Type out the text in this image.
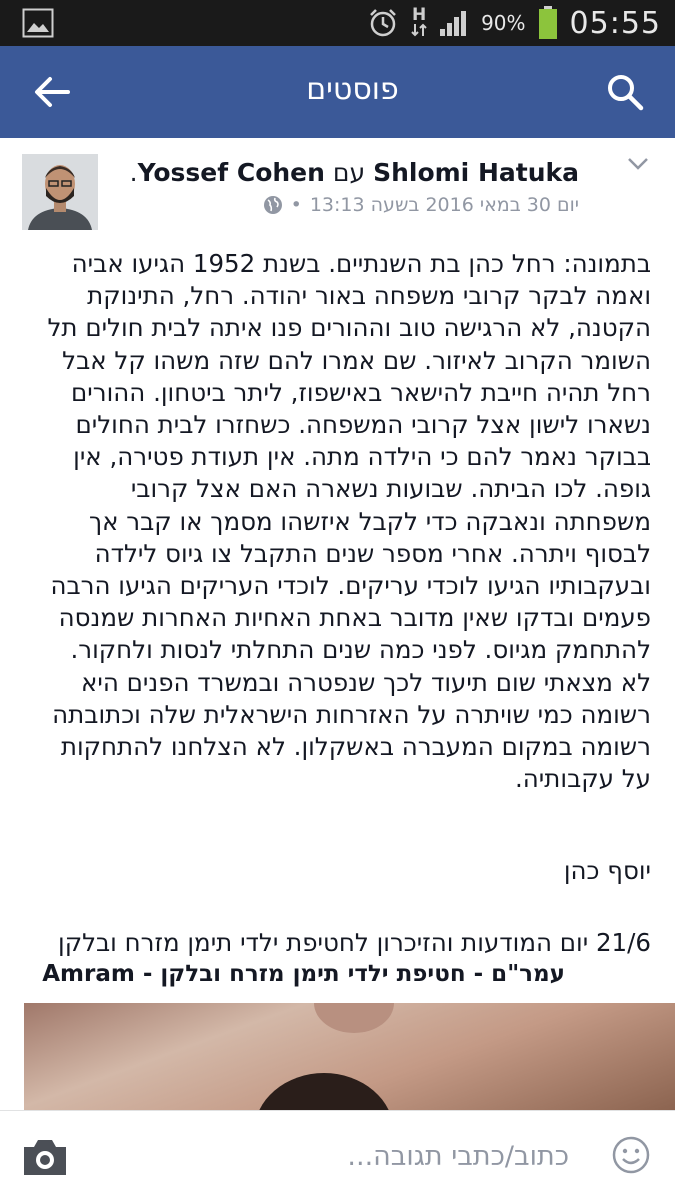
H	90% 05:55
פוסטים
Shlomi Hatuka עם Yossef Cohen.
יום 30 במאי 2016 בשעה 13:13
•

בתמונה: רחל כהן בת השנתיים. בשנת 1952 הגיעו אביה

ואמה לבקר קרובי משפחה באור יהודה. רחל, התינוקת

הקטנה, לא הרגישה טוב וההורים פנו איתה לבית חולים תל

השומר הקרוב לאיזור. שם אמרו להם שזה משהו קל אבל

רחל תהיה חייבת להישאר באישפוז, ליתר ביטחון. ההורים

נשארו לישון אצל קרובי המשפחה. כשחזרו לבית החולים

בבוקר נאמר להם כי הילדה מתה. אין תעודת פטירה, אין

גופה. לכו הביתה. שבועות נשארה האם אצל קרובי

משפחתה ונאבקה כדי לקבל איזשהו מסמך או קבר אך

לבסוף ויתרה. אחרי מספר שנים התקבל צו גיוס לילדה

ובעקבותיו הגיעו לוכדי עריקים. לוכדי העריקים הגיעו הרבה

פעמים ובדקו שאין מדובר באחת האחיות האחרות שמנסה

להתחמק מגיוס. לפני כמה שנים התחלתי לנסות ולחקור.

לא מצאתי שום תיעוד לכך שנפטרה ובמשרד הפנים היא

רשומה כמי שויתרה על האזרחות הישראלית שלה וכתובתה

רשומה במקום המעברה באשקלון. לא הצלחנו להתחקות

על עקבותיה.

יוסף כהן
21/6 יום המודעות והזיכרון לחטיפת ילדי תימן מזרח ובלקן
עמר"ם - חטיפת ילדי תימן מזרח ובלקן - Amram
כתוב/כתבי תגובה...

------

• _Task_
Copy the entries above faithfully and omit every image.

• _Correct response_
Type out the text in this image.
H	90% 05:55
פוסטים
Shlomi Hatuka עם Yossef Cohen.
יום 30 במאי 2016 בשעה 13:13
•

בתמונה: רחל כהן בת השנתיים. בשנת 1952 הגיעו אביה

ואמה לבקר קרובי משפחה באור יהודה. רחל, התינוקת

הקטנה, לא הרגישה טוב וההורים פנו איתה לבית חולים תל

השומר הקרוב לאיזור. שם אמרו להם שזה משהו קל אבל

רחל תהיה חייבת להישאר באישפוז, ליתר ביטחון. ההורים

נשארו לישון אצל קרובי המשפחה. כשחזרו לבית החולים

בבוקר נאמר להם כי הילדה מתה. אין תעודת פטירה, אין

גופה. לכו הביתה. שבועות נשארה האם אצל קרובי

משפחתה ונאבקה כדי לקבל איזשהו מסמך או קבר אך

לבסוף ויתרה. אחרי מספר שנים התקבל צו גיוס לילדה

ובעקבותיו הגיעו לוכדי עריקים. לוכדי העריקים הגיעו הרבה

פעמים ובדקו שאין מדובר באחת האחיות האחרות שמנסה

להתחמק מגיוס. לפני כמה שנים התחלתי לנסות ולחקור.

לא מצאתי שום תיעוד לכך שנפטרה ובמשרד הפנים היא

רשומה כמי שויתרה על האזרחות הישראלית שלה וכתובתה

רשומה במקום המעברה באשקלון. לא הצלחנו להתחקות

על עקבותיה.

יוסף כהן
21/6 יום המודעות והזיכרון לחטיפת ילדי תימן מזרח ובלקן
עמר"ם - חטיפת ילדי תימן מזרח ובלקן - Amram
כתוב/כתבי תגובה...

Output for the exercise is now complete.